__PROBLEM TO SOLVE__.
Reproduce the entries below word for word, from their first line up to and including the line containing "The pressure tap 14 is at (154, 425).".

━━ GIVEN RECORDS

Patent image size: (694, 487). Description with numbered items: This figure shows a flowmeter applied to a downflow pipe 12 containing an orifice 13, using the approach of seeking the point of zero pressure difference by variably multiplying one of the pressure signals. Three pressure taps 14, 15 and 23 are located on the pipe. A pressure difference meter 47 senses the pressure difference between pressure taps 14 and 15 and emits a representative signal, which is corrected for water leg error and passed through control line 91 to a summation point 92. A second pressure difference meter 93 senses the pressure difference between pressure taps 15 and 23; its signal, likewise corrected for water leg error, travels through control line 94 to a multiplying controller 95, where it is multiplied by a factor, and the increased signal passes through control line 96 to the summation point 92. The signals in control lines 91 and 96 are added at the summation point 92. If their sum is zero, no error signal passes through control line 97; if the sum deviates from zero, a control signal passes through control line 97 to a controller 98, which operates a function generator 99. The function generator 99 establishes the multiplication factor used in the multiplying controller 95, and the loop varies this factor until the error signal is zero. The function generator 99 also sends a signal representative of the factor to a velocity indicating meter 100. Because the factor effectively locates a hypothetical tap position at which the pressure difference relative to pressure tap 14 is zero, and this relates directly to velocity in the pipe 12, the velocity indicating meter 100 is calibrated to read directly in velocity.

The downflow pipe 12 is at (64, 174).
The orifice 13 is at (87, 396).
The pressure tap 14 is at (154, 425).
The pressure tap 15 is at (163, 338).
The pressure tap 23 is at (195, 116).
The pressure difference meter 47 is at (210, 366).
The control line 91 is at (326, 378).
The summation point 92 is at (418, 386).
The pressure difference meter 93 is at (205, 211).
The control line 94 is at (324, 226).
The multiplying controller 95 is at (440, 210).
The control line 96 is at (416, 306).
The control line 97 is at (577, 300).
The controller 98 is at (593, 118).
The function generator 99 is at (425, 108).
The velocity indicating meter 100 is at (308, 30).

━━━━

__WRITTEN RESPONSE__.
Patent image size: (694, 487). Description with numbered items: This figure shows a flowmeter applied to a downflow pipe 12 containing an orifice 13, using the approach of seeking the point of zero pressure difference by variably multiplying one of the pressure signals. Three pressure taps 14, 15 and 23 are located on the pipe. A pressure difference meter 47 senses the pressure difference between pressure taps 14 and 15 and emits a representative signal, which is corrected for water leg error and passed through control line 91 to a summation point 92. A second pressure difference meter 93 senses the pressure difference between pressure taps 15 and 23; its signal, likewise corrected for water leg error, travels through control line 94 to a multiplying controller 95, where it is multiplied by a factor, and the increased signal passes through control line 96 to the summation point 92. The signals in control lines 91 and 96 are added at the summation point 92. If their sum is zero, no error signal passes through control line 97; if the sum deviates from zero, a control signal passes through control line 97 to a controller 98, which operates a function generator 99. The function generator 99 establishes the multiplication factor used in the multiplying controller 95, and the loop varies this factor until the error signal is zero. The function generator 99 also sends a signal representative of the factor to a velocity indicating meter 100. Because the factor effectively locates a hypothetical tap position at which the pressure difference relative to pressure tap 14 is zero, and this relates directly to velocity in the pipe 12, the velocity indicating meter 100 is calibrated to read directly in velocity.

The downflow pipe 12 is at (64, 174).
The orifice 13 is at (87, 396).
The pressure tap 14 is at (154, 425).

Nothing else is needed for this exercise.